Task to carry out: Count the lines in the records below that contain the string "each", matching case exactly, and reply with the number alone.

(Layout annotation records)
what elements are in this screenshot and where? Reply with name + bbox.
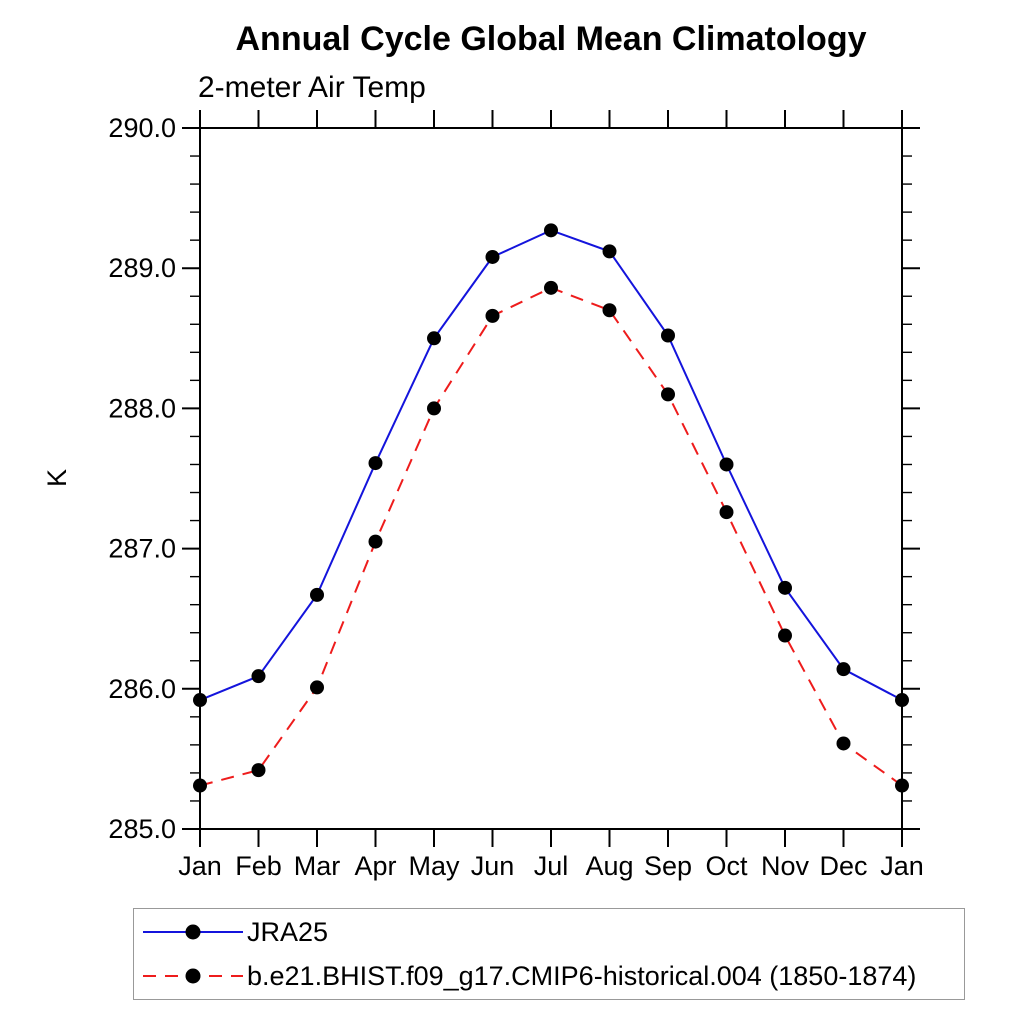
- data-point-marker: [544, 223, 558, 238]
- y-tick-label: 286.0: [108, 674, 176, 704]
- data-point-marker: [193, 693, 207, 708]
- data-point-marker: [895, 693, 909, 708]
- data-point-marker: [719, 505, 734, 520]
- x-tick-label: Sep: [644, 851, 692, 881]
- legend-line-sample-solid: [143, 924, 243, 940]
- x-tick-label: May: [408, 851, 460, 881]
- data-point-marker: [310, 587, 324, 602]
- chart-subtitle: 2-meter Air Temp: [198, 71, 426, 104]
- y-tick-label: 288.0: [108, 393, 176, 423]
- legend-entry-jra25: JRA25: [134, 912, 964, 952]
- y-tick-label: 285.0: [108, 814, 176, 844]
- data-point-marker: [661, 328, 675, 343]
- series-line-0: [199, 229, 903, 701]
- x-tick-label: Feb: [235, 851, 282, 881]
- x-tick-label: Oct: [705, 851, 748, 881]
- data-point-marker: [602, 303, 617, 318]
- data-point-marker: [895, 778, 909, 793]
- data-point-marker: [368, 534, 383, 549]
- x-tick-label: Jul: [534, 851, 569, 881]
- chart-title: Annual Cycle Global Mean Climatology: [235, 20, 867, 58]
- data-point-marker: [368, 456, 383, 471]
- data-point-marker: [602, 244, 617, 259]
- chart-legend: JRA25 b.e21.BHIST.f09_g17.CMIP6-historic…: [133, 908, 965, 1000]
- data-point-marker: [836, 662, 851, 677]
- x-tick-label: Dec: [819, 851, 867, 881]
- y-tick-label: 289.0: [108, 253, 176, 283]
- legend-line-sample-dashed: [143, 968, 243, 984]
- data-point-marker: [485, 308, 500, 323]
- legend-entry-model: b.e21.BHIST.f09_g17.CMIP6-historical.004…: [134, 956, 964, 996]
- data-point-marker: [661, 387, 675, 402]
- data-point-marker: [251, 669, 266, 684]
- data-point-marker: [485, 249, 500, 264]
- data-point-marker: [778, 580, 792, 595]
- y-tick-label: 287.0: [108, 534, 176, 564]
- series-line-1: [199, 286, 903, 787]
- data-point-marker: [193, 778, 207, 793]
- data-point-marker: [310, 680, 324, 695]
- y-axis-label: K: [42, 469, 72, 487]
- x-tick-label: Mar: [294, 851, 341, 881]
- data-point-marker: [836, 736, 851, 751]
- x-tick-label: Jan: [178, 851, 222, 881]
- legend-label-model: b.e21.BHIST.f09_g17.CMIP6-historical.004…: [247, 960, 917, 991]
- x-tick-label: Aug: [585, 851, 633, 881]
- data-point-marker: [719, 457, 734, 472]
- data-point-marker: [251, 763, 266, 778]
- data-point-marker: [427, 401, 441, 416]
- legend-label-jra25: JRA25: [247, 917, 329, 948]
- x-tick-label: Jan: [880, 851, 924, 881]
- x-tick-label: Nov: [761, 851, 810, 881]
- x-tick-label: Jun: [471, 851, 515, 881]
- y-tick-label: 290.0: [108, 113, 176, 143]
- data-point-marker: [427, 331, 441, 346]
- data-point-marker: [778, 628, 792, 643]
- data-point-marker: [544, 280, 558, 295]
- x-tick-label: Apr: [354, 851, 396, 881]
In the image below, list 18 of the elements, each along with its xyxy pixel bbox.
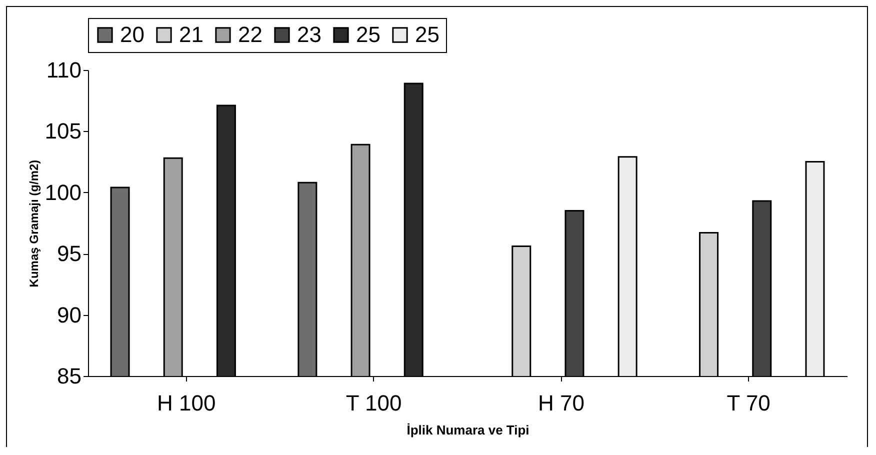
- legend-label: 20: [120, 22, 144, 47]
- legend-label: 25: [356, 22, 380, 47]
- y-tick-label: 105: [44, 118, 82, 144]
- legend-label: 21: [179, 22, 204, 47]
- legend-label: 23: [297, 22, 322, 47]
- x-tick-label: H 70: [538, 390, 584, 416]
- y-tick-label: 110: [46, 58, 82, 82]
- y-tick-label: 90: [57, 302, 82, 328]
- legend-label: 25: [415, 22, 440, 47]
- x-tick-label: T 70: [726, 390, 770, 416]
- y-tick-label: 85: [57, 364, 82, 388]
- y-axis-title: Kumaş Gramajı (g/m2): [26, 160, 41, 288]
- x-axis-title: İplik Numara ve Tipi: [406, 422, 530, 438]
- x-tick-label: T 100: [346, 390, 402, 416]
- y-tick-label: 95: [57, 241, 82, 266]
- y-tick-label: 100: [44, 180, 82, 205]
- legend-label: 22: [238, 22, 262, 47]
- x-tick-label: H 100: [157, 390, 216, 416]
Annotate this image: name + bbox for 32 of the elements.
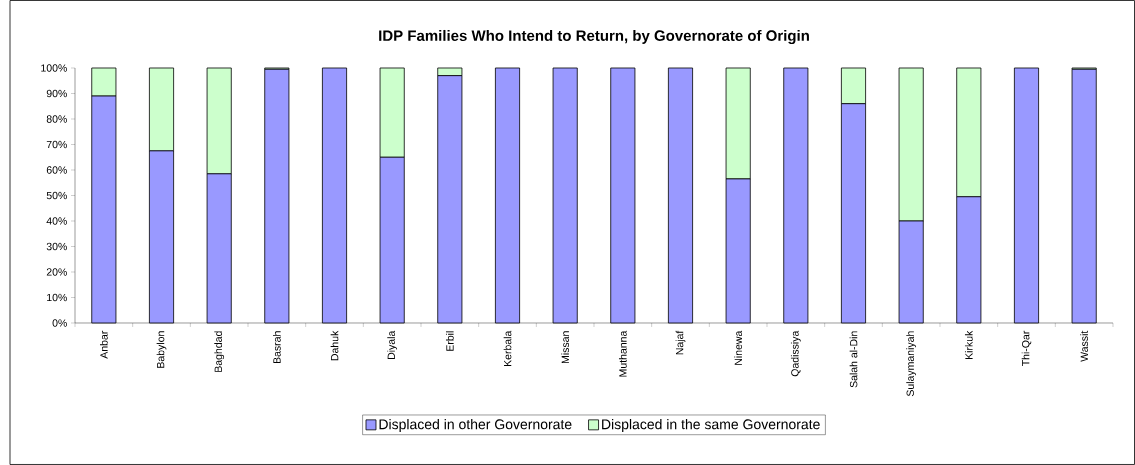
y-tick-label: 10% xyxy=(47,293,67,302)
y-tick-label: 70% xyxy=(46,140,67,149)
y-tick-label: 30% xyxy=(46,242,67,251)
y-tick-label: 80% xyxy=(46,115,67,123)
y-tick-label: 40% xyxy=(46,217,67,225)
y-tick-label: 90% xyxy=(46,89,67,98)
y-tick-label: 50% xyxy=(46,191,67,200)
x-tick-label: Wassit xyxy=(1080,330,1089,362)
chart-title: IDP Families Who Intend to Return, by Governorate of Origin xyxy=(379,29,809,45)
y-tick-label: 100% xyxy=(41,64,67,72)
x-tick-label: Ninewa xyxy=(734,330,743,365)
y-tick-label: 60% xyxy=(46,166,67,174)
x-tick-label: Basrah xyxy=(272,331,281,364)
y-tick-label: 20% xyxy=(46,268,67,276)
x-tick-label: Muthanna xyxy=(618,330,627,377)
x-tick-label: Kirkuk xyxy=(964,330,973,359)
x-tick-label: Thi-Qar xyxy=(1021,330,1032,367)
x-tick-label: Anbar xyxy=(99,330,108,359)
x-tick-label: Kerbala xyxy=(503,330,512,367)
x-tick-label: Najaf xyxy=(675,330,686,355)
x-tick-label: Dahuk xyxy=(330,330,339,361)
x-tick-label: Erbil xyxy=(445,331,454,351)
x-tick-label: Missan xyxy=(561,331,570,364)
x-tick-label: Baghdad xyxy=(214,331,225,372)
legend-label: Displaced in other Governorate xyxy=(379,418,572,433)
x-tick-label: Babylon xyxy=(156,331,167,368)
x-tick-label: Diyala xyxy=(387,330,398,359)
x-tick-label: Salah al-Din xyxy=(849,331,858,388)
x-tick-label: Sulaymaniyah xyxy=(906,331,917,397)
legend-label: Displaced in the same Governorate xyxy=(602,418,820,433)
x-tick-label: Qadissiya xyxy=(790,330,801,377)
y-tick-label: 0% xyxy=(52,319,67,327)
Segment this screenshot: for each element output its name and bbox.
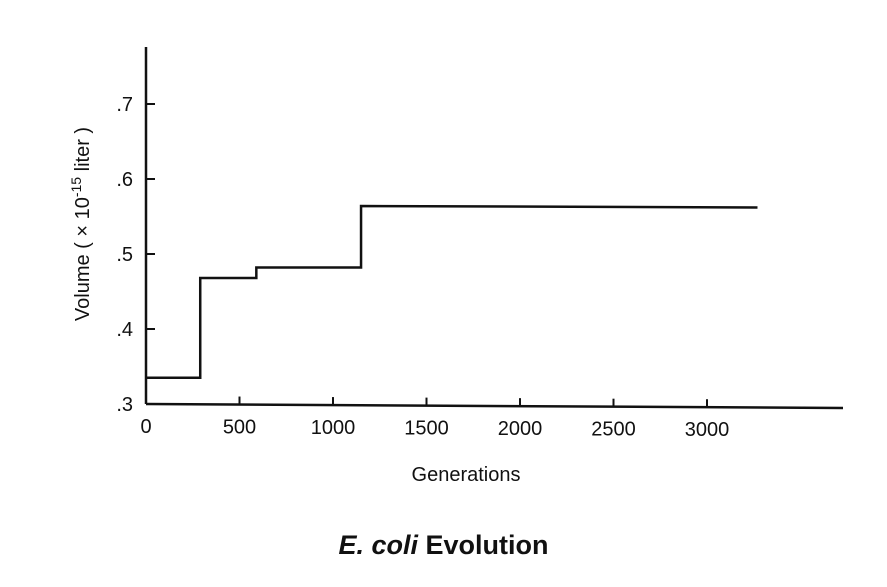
y-axis-title-exponent: -15 bbox=[68, 177, 84, 197]
chart-title-italic: E. coli bbox=[338, 530, 418, 560]
chart-title: E. coli Evolution bbox=[0, 530, 887, 561]
x-tick-label: 2500 bbox=[591, 419, 636, 441]
x-tick-label: 1000 bbox=[311, 417, 356, 439]
y-axis-title-suffix: liter ) bbox=[72, 127, 94, 177]
y-tick-label: .6 bbox=[116, 169, 133, 191]
y-axis-title: Volume ( × 10-15 liter ) bbox=[68, 127, 94, 321]
x-axis-line bbox=[145, 402, 844, 410]
x-tick-label: 2000 bbox=[498, 418, 543, 440]
y-tick-label: .5 bbox=[116, 244, 133, 266]
x-tick-label: 500 bbox=[223, 417, 256, 439]
y-tick-group: .3 .4 .5 .6 .7 bbox=[116, 94, 155, 416]
y-axis: .3 .4 .5 .6 .7 bbox=[116, 47, 155, 416]
series-line bbox=[146, 204, 758, 379]
y-tick-label: .3 bbox=[116, 394, 133, 416]
x-tick-group: 0 500 1000 1500 2000 2500 3000 bbox=[140, 396, 730, 441]
series-layer bbox=[146, 204, 758, 379]
x-tick-label: 1500 bbox=[404, 418, 449, 440]
x-axis-title: Generations bbox=[412, 464, 521, 486]
y-tick-label: .7 bbox=[116, 94, 133, 116]
x-axis: 0 500 1000 1500 2000 2500 3000 bbox=[140, 396, 844, 441]
chart-title-rest: Evolution bbox=[425, 530, 549, 560]
x-tick-label: 3000 bbox=[685, 419, 730, 441]
x-tick-label: 0 bbox=[140, 416, 151, 438]
y-tick-label: .4 bbox=[116, 319, 133, 341]
y-axis-title-prefix: Volume ( × 10 bbox=[72, 197, 94, 321]
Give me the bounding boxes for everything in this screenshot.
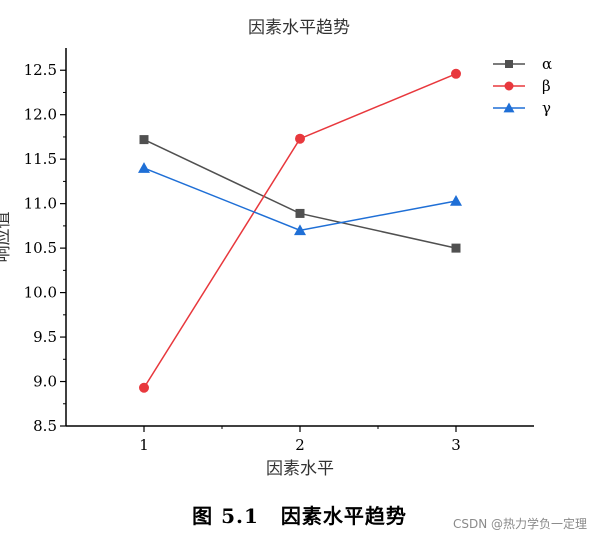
figure-number: 图 5.1 bbox=[192, 504, 259, 528]
data-point bbox=[451, 68, 461, 79]
y-tick-label: 9.5 bbox=[33, 328, 57, 346]
y-tick-label: 12.0 bbox=[24, 106, 57, 124]
y-tick-label: 9.0 bbox=[33, 373, 57, 391]
y-tick-label: 8.5 bbox=[33, 417, 57, 435]
data-point bbox=[295, 133, 305, 144]
chart-title: 因素水平趋势 bbox=[248, 18, 350, 38]
series-layer bbox=[138, 68, 462, 393]
figure-caption: 图 5.1 因素水平趋势 bbox=[0, 500, 599, 529]
legend-item: α bbox=[493, 55, 552, 73]
y-tick-label: 10.5 bbox=[24, 239, 57, 257]
legend-label: β bbox=[542, 77, 551, 95]
legend-item: γ bbox=[493, 99, 551, 117]
data-point bbox=[139, 135, 149, 145]
y-tick-label: 11.0 bbox=[24, 195, 57, 213]
data-point bbox=[139, 382, 149, 393]
legend-marker bbox=[504, 81, 514, 91]
legend-item: β bbox=[493, 77, 551, 95]
series-line bbox=[143, 167, 457, 232]
y-axis-label: 响应值 bbox=[0, 212, 13, 263]
y-tick-label: 10.0 bbox=[24, 284, 57, 302]
y-tick-label: 11.5 bbox=[24, 150, 57, 168]
figure-caption-text: 因素水平趋势 bbox=[280, 504, 407, 528]
x-axis-label: 因素水平 bbox=[266, 459, 334, 479]
series-2 bbox=[139, 68, 461, 393]
legend-marker bbox=[503, 102, 515, 113]
x-tick-label: 1 bbox=[139, 436, 149, 454]
line-chart: 因素水平趋势 8.5 9.0 9.5 10.0 10.5 11.0 11.5 12.0 12.5… bbox=[0, 18, 552, 479]
x-tick-label: 2 bbox=[295, 436, 305, 454]
series-3 bbox=[138, 162, 462, 236]
legend-marker bbox=[505, 60, 513, 68]
data-point bbox=[294, 224, 306, 236]
legend-label: α bbox=[542, 55, 552, 73]
y-tick-label: 12.5 bbox=[24, 61, 57, 79]
data-point bbox=[295, 208, 305, 218]
axes bbox=[65, 48, 534, 427]
x-tick-label: 3 bbox=[451, 436, 461, 454]
series-1 bbox=[139, 135, 461, 253]
legend: αβγ bbox=[493, 55, 552, 117]
data-point bbox=[450, 194, 462, 206]
y-ticks: 8.5 9.0 9.5 10.0 10.5 11.0 11.5 12.0 12.5 bbox=[24, 61, 66, 435]
legend-label: γ bbox=[542, 99, 551, 117]
data-point bbox=[451, 243, 461, 253]
watermark-text: CSDN @热力学负一定理 bbox=[452, 517, 587, 531]
x-ticks: 1 2 3 bbox=[139, 426, 461, 454]
data-point bbox=[138, 162, 150, 173]
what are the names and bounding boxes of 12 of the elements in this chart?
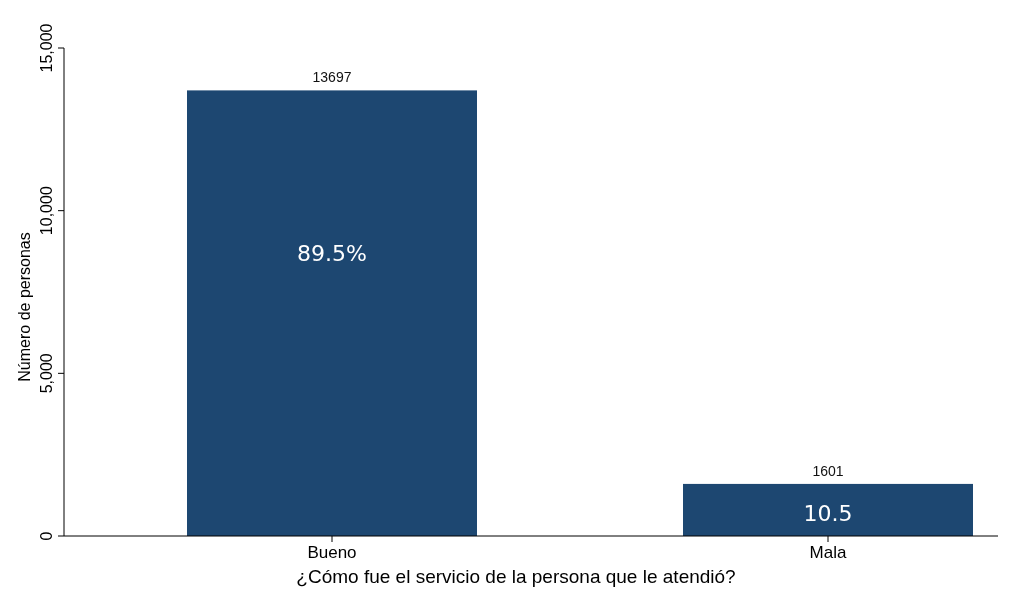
annotation: 89.5% [297,241,367,267]
y-tick-label: 15,000 [38,23,55,73]
y-tick-label: 5,000 [38,353,55,394]
x-tick-label: Bueno [307,543,357,562]
y-tick-label: 0 [38,531,55,541]
x-tick-label: Mala [809,543,847,562]
annotation: 10.5 [803,501,853,527]
data-label: 1601 [812,462,844,479]
y-tick-label: 10,000 [38,186,55,236]
y-axis-title: Número de personas [16,232,33,382]
x-axis-title: ¿Cómo fue el servicio de la persona que le atendió? [296,566,736,587]
data-label: 13697 [312,69,352,86]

Output of the exercise: 2